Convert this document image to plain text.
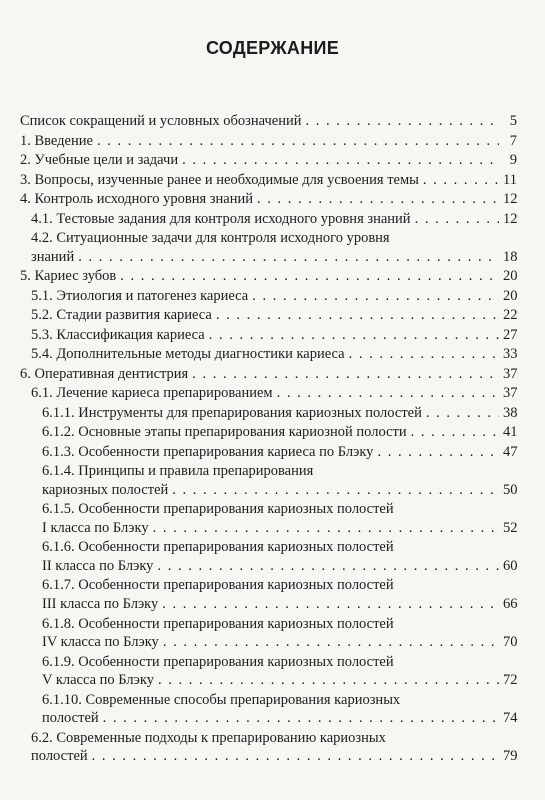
СОДЕРЖАНИЕ
Список сокращений и условных обозначений . . .	5
1. Введение . . .	7
2. Учебные цели и задачи . . .	9
3. Вопросы, изученные ранее и необходимые для усвоения темы . . .	11
4. Контроль исходного уровня знаний . . .	12
4.1. Тестовые задания для контроля исходного уровня знаний . . .	12
4.2. Ситуационные задачи для контроля исходного уровня
знаний . . .	18
5. Кариес зубов . . .	20
5.1. Этиология и патогенез кариеса . . .	20
5.2. Стадии развития кариеса . . .	22
5.3. Классификация кариеса . . .	27
5.4. Дополнительные методы диагностики кариеса . . .	33
6. Оперативная дентистрия . . .	37
6.1. Лечение кариеса препарированием . . .	37
6.1.1. Инструменты для препарирования кариозных полостей . . .	38
6.1.2. Основные этапы препарирования кариозной полости . . .	41
6.1.3. Особенности препарирования кариеса по Блэку . . .	47
6.1.4. Принципы и правила препарирования
кариозных полостей . . .	50
6.1.5. Особенности препарирования кариозных полостей
I класса по Блэку . . .	52
6.1.6. Особенности препарирования кариозных полостей
II класса по Блэку . . .	60
6.1.7. Особенности препарирования кариозных полостей
III класса по Блэку . . .	66
6.1.8. Особенности препарирования кариозных полостей
IV класса по Блэку . . .	70
6.1.9. Особенности препарирования кариозных полостей
V класса по Блэку . . .	72
6.1.10. Современные способы препарирования кариозных
полостей . . .	74
6.2. Современные подходы к препарированию кариозных
полостей . . .	79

> _Task instructions_:
Set the pictures aside and transcribe the data above exactly.

> _The output_:
Convert this document image to plain text.
СОДЕРЖАНИЕ
Список сокращений и условных обозначений . . .	5
1. Введение . . .	7
2. Учебные цели и задачи . . .	9
3. Вопросы, изученные ранее и необходимые для усвоения темы . . .	11
4. Контроль исходного уровня знаний . . .	12
4.1. Тестовые задания для контроля исходного уровня знаний . . .	12
4.2. Ситуационные задачи для контроля исходного уровня
знаний . . .	18
5. Кариес зубов . . .	20
5.1. Этиология и патогенез кариеса . . .	20
5.2. Стадии развития кариеса . . .	22
5.3. Классификация кариеса . . .	27
5.4. Дополнительные методы диагностики кариеса . . .	33
6. Оперативная дентистрия . . .	37
6.1. Лечение кариеса препарированием . . .	37
6.1.1. Инструменты для препарирования кариозных полостей . . .	38
6.1.2. Основные этапы препарирования кариозной полости . . .	41
6.1.3. Особенности препарирования кариеса по Блэку . . .	47
6.1.4. Принципы и правила препарирования
кариозных полостей . . .	50
6.1.5. Особенности препарирования кариозных полостей
I класса по Блэку . . .	52
6.1.6. Особенности препарирования кариозных полостей
II класса по Блэку . . .	60
6.1.7. Особенности препарирования кариозных полостей
III класса по Блэку . . .	66
6.1.8. Особенности препарирования кариозных полостей
IV класса по Блэку . . .	70
6.1.9. Особенности препарирования кариозных полостей
V класса по Блэку . . .	72
6.1.10. Современные способы препарирования кариозных
полостей . . .	74
6.2. Современные подходы к препарированию кариозных
полостей . . .	79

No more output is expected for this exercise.